(Dataset entries on figures)
━━━━━━
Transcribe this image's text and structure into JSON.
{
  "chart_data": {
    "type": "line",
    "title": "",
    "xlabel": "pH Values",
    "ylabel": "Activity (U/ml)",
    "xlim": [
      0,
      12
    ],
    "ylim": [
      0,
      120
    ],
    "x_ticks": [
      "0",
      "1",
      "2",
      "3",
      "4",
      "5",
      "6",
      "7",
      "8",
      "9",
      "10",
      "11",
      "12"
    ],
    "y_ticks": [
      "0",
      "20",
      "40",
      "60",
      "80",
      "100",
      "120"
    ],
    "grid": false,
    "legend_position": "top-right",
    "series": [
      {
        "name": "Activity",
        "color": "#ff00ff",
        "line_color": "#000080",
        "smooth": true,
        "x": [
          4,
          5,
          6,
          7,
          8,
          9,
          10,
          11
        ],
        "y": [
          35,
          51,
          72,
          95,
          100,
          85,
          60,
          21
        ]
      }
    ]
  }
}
━━━━━━
(To do)
All of the material must be reproduced exactly.

(Solution for this problem)
Transcribe this image's text and structure into JSON.
{
  "chart_data": {
    "type": "line",
    "title": "",
    "xlabel": "pH Values",
    "ylabel": "Activity (U/ml)",
    "xlim": [
      0,
      12
    ],
    "ylim": [
      0,
      120
    ],
    "x_ticks": [
      "0",
      "1",
      "2",
      "3",
      "4",
      "5",
      "6",
      "7",
      "8",
      "9",
      "10",
      "11",
      "12"
    ],
    "y_ticks": [
      "0",
      "20",
      "40",
      "60",
      "80",
      "100",
      "120"
    ],
    "grid": false,
    "legend_position": "top-right",
    "series": [
      {
        "name": "Activity",
        "color": "#ff00ff",
        "line_color": "#000080",
        "smooth": true,
        "x": [
          4,
          5,
          6,
          7,
          8,
          9,
          10,
          11
        ],
        "y": [
          35,
          51,
          72,
          95,
          100,
          85,
          60,
          21
        ]
      }
    ]
  }
}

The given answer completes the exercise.